[Task to carry out]
Note each line of the listing that contains the string "COVID", and copy it.

[The data]
==============================
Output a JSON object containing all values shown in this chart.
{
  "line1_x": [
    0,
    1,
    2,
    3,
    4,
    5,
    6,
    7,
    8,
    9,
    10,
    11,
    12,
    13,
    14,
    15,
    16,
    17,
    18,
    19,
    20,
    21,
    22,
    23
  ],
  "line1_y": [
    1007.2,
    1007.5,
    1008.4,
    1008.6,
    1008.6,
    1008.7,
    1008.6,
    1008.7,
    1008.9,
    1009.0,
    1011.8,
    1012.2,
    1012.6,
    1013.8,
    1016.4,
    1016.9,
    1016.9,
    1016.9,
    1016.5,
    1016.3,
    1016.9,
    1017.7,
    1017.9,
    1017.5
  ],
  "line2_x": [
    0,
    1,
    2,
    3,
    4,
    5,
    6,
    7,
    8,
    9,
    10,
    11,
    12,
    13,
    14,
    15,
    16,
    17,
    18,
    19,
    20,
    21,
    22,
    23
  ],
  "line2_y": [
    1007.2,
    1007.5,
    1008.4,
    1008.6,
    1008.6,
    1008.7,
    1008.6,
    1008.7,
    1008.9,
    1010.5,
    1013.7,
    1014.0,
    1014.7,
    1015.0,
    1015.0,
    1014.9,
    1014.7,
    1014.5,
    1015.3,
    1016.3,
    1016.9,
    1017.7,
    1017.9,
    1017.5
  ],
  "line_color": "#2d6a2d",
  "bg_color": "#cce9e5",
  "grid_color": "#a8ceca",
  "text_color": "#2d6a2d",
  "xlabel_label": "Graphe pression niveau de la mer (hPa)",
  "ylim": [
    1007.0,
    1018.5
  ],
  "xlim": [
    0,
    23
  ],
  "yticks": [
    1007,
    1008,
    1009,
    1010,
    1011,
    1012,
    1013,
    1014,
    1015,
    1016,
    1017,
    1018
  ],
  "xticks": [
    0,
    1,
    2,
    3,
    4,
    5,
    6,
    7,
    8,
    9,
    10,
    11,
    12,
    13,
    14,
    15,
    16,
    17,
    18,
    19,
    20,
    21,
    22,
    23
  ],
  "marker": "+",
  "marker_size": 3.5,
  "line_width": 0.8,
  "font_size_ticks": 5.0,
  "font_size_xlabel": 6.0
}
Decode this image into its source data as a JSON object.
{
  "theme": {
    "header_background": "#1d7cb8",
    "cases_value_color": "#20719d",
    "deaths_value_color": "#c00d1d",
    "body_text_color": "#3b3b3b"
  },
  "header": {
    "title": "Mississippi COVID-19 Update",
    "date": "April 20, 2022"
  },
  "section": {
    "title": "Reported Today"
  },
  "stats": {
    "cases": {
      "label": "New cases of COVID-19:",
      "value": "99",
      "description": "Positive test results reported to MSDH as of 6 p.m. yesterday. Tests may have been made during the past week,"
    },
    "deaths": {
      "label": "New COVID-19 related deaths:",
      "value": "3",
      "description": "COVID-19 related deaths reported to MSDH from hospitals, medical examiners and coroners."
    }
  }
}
==============================
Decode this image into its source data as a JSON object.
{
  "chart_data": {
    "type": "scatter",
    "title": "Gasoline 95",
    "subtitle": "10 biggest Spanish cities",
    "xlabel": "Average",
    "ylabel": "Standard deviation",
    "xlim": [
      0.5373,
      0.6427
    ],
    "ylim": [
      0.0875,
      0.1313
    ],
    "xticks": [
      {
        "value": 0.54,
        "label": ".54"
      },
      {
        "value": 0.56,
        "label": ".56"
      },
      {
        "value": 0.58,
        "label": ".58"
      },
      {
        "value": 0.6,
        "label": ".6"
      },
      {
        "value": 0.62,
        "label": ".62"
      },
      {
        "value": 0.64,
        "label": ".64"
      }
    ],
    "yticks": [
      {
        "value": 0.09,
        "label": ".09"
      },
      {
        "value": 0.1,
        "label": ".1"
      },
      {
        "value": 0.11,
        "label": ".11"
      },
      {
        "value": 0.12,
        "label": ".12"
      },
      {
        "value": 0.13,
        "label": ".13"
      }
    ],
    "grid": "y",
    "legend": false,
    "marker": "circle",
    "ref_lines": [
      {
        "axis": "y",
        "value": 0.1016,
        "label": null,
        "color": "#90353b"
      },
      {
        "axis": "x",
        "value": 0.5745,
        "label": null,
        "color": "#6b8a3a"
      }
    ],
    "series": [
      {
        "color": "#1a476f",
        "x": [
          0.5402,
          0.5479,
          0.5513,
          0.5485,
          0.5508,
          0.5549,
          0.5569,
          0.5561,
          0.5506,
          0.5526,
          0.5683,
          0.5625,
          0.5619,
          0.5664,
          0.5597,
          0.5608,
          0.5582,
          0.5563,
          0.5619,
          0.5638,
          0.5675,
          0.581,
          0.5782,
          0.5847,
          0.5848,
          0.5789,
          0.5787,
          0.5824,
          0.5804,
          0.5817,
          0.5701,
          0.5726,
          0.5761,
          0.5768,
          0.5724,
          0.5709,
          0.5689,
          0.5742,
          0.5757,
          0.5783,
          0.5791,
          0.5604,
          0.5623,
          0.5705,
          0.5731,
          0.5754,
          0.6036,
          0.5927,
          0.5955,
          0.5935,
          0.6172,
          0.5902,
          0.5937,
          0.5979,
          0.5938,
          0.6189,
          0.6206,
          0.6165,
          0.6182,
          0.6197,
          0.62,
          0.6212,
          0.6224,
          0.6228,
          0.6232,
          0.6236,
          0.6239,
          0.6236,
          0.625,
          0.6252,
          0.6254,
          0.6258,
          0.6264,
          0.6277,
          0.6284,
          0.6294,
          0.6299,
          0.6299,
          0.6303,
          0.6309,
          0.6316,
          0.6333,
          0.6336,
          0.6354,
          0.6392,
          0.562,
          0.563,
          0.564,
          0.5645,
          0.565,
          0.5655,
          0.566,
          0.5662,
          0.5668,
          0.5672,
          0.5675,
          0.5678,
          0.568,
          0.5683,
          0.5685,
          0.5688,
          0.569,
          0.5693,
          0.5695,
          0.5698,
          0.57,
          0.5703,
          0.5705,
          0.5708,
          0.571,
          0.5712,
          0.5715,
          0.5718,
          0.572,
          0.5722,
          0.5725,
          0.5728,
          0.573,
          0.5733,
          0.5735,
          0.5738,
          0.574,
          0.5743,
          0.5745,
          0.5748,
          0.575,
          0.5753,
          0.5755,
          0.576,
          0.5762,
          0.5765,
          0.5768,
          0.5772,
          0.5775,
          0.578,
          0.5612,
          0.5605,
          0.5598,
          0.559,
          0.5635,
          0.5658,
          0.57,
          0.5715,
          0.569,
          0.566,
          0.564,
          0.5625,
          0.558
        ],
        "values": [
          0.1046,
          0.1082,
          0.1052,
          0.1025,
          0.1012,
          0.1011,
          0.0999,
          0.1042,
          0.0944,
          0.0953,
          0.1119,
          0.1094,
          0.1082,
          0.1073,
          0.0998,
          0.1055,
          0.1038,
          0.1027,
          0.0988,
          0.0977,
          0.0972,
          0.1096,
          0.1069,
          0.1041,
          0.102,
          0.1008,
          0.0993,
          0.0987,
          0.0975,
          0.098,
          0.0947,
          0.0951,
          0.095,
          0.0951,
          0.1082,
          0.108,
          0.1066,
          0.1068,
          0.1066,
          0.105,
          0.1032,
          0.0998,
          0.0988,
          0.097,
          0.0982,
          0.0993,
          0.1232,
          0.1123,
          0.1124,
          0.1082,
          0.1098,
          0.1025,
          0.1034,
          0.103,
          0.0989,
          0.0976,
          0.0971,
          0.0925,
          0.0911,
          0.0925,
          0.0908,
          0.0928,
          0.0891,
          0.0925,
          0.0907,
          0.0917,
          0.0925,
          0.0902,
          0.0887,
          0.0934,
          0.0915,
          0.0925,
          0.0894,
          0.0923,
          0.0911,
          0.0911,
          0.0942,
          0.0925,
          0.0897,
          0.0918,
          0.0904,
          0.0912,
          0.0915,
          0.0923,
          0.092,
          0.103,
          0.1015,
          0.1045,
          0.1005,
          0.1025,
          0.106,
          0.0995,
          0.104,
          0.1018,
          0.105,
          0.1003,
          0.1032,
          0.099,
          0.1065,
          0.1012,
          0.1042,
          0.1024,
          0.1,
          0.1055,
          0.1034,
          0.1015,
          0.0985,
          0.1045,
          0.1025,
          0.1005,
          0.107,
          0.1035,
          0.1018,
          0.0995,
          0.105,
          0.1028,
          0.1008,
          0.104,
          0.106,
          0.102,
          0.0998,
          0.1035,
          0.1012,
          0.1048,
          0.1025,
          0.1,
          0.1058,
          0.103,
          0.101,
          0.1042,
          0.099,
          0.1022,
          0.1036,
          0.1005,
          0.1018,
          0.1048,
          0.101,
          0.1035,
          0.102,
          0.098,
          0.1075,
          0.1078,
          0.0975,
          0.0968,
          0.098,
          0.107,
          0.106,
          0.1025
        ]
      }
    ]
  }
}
==============================
[Result of the task]
    "title": "Mississippi COVID-19 Update",
      "label": "New cases of COVID-19:",
      "label": "New COVID-19 related deaths:",
      "description": "COVID-19 related deaths reported to MSDH from hospitals, medical examiners and coroners."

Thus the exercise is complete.